PROBLEM DESCRIPTION: Exclude the pictures and return every line exactly as written.

[Stored records]
Begin

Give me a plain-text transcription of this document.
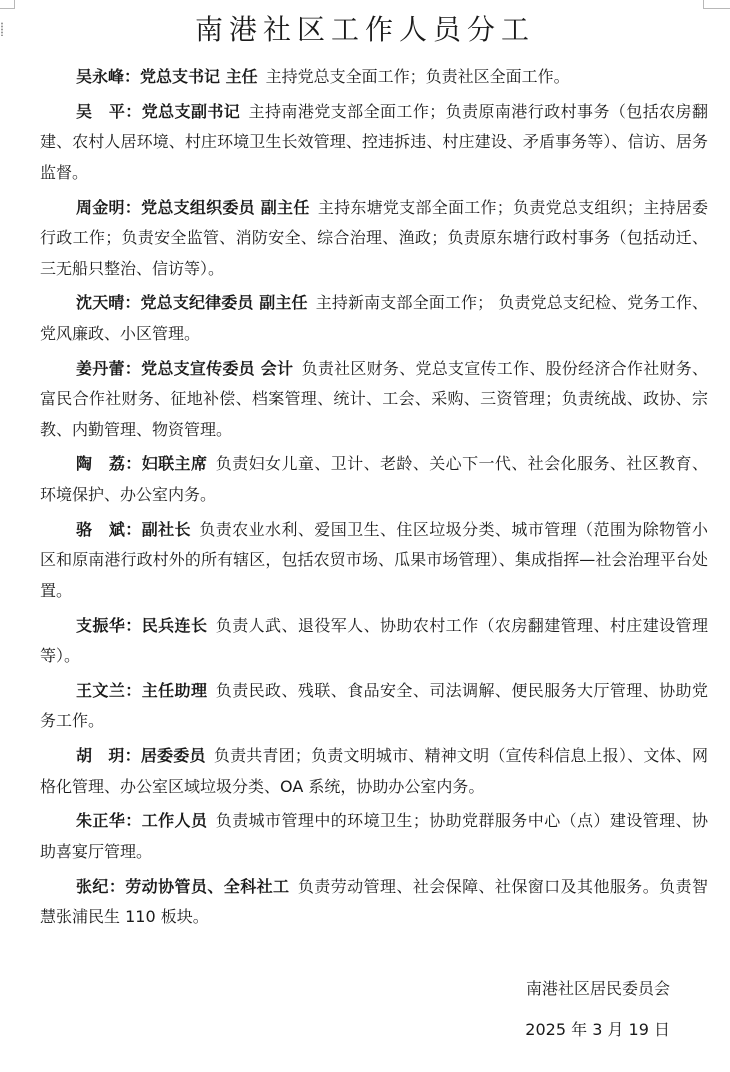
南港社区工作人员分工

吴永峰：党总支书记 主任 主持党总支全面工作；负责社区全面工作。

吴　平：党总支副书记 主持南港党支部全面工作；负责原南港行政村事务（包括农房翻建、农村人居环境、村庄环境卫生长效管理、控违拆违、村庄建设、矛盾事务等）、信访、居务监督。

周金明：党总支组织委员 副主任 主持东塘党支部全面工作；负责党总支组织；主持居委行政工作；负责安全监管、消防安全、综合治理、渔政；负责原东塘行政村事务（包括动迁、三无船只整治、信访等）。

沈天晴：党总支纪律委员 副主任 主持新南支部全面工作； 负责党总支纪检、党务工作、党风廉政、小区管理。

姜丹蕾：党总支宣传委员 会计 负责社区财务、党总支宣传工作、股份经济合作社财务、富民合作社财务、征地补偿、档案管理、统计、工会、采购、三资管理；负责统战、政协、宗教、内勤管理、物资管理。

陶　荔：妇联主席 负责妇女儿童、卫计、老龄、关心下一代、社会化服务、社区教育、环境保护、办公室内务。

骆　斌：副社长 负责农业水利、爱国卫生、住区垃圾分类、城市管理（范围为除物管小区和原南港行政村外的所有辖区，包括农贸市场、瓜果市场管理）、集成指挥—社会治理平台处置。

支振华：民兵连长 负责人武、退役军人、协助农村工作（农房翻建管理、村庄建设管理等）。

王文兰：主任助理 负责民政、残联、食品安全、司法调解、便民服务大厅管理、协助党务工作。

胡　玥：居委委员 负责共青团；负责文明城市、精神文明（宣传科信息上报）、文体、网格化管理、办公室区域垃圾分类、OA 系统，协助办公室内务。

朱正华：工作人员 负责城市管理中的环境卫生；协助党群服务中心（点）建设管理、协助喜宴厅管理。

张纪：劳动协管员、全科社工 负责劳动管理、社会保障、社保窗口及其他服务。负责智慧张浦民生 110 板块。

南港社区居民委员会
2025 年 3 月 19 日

End

TASK ANSWER:
Give me a plain-text transcription of this document.
南港社区工作人员分工

吴永峰：党总支书记 主任 主持党总支全面工作；负责社区全面工作。

吴　平：党总支副书记 主持南港党支部全面工作；负责原南港行政村事务（包括农房翻建、农村人居环境、村庄环境卫生长效管理、控违拆违、村庄建设、矛盾事务等）、信访、居务监督。

周金明：党总支组织委员 副主任 主持东塘党支部全面工作；负责党总支组织；主持居委行政工作；负责安全监管、消防安全、综合治理、渔政；负责原东塘行政村事务（包括动迁、三无船只整治、信访等）。

沈天晴：党总支纪律委员 副主任 主持新南支部全面工作； 负责党总支纪检、党务工作、党风廉政、小区管理。

姜丹蕾：党总支宣传委员 会计 负责社区财务、党总支宣传工作、股份经济合作社财务、富民合作社财务、征地补偿、档案管理、统计、工会、采购、三资管理；负责统战、政协、宗教、内勤管理、物资管理。

陶　荔：妇联主席 负责妇女儿童、卫计、老龄、关心下一代、社会化服务、社区教育、环境保护、办公室内务。

骆　斌：副社长 负责农业水利、爱国卫生、住区垃圾分类、城市管理（范围为除物管小区和原南港行政村外的所有辖区，包括农贸市场、瓜果市场管理）、集成指挥—社会治理平台处置。

支振华：民兵连长 负责人武、退役军人、协助农村工作（农房翻建管理、村庄建设管理等）。

王文兰：主任助理 负责民政、残联、食品安全、司法调解、便民服务大厅管理、协助党务工作。

胡　玥：居委委员 负责共青团；负责文明城市、精神文明（宣传科信息上报）、文体、网格化管理、办公室区域垃圾分类、OA 系统，协助办公室内务。

朱正华：工作人员 负责城市管理中的环境卫生；协助党群服务中心（点）建设管理、协助喜宴厅管理。

张纪：劳动协管员、全科社工 负责劳动管理、社会保障、社保窗口及其他服务。负责智慧张浦民生 110 板块。

南港社区居民委员会
2025 年 3 月 19 日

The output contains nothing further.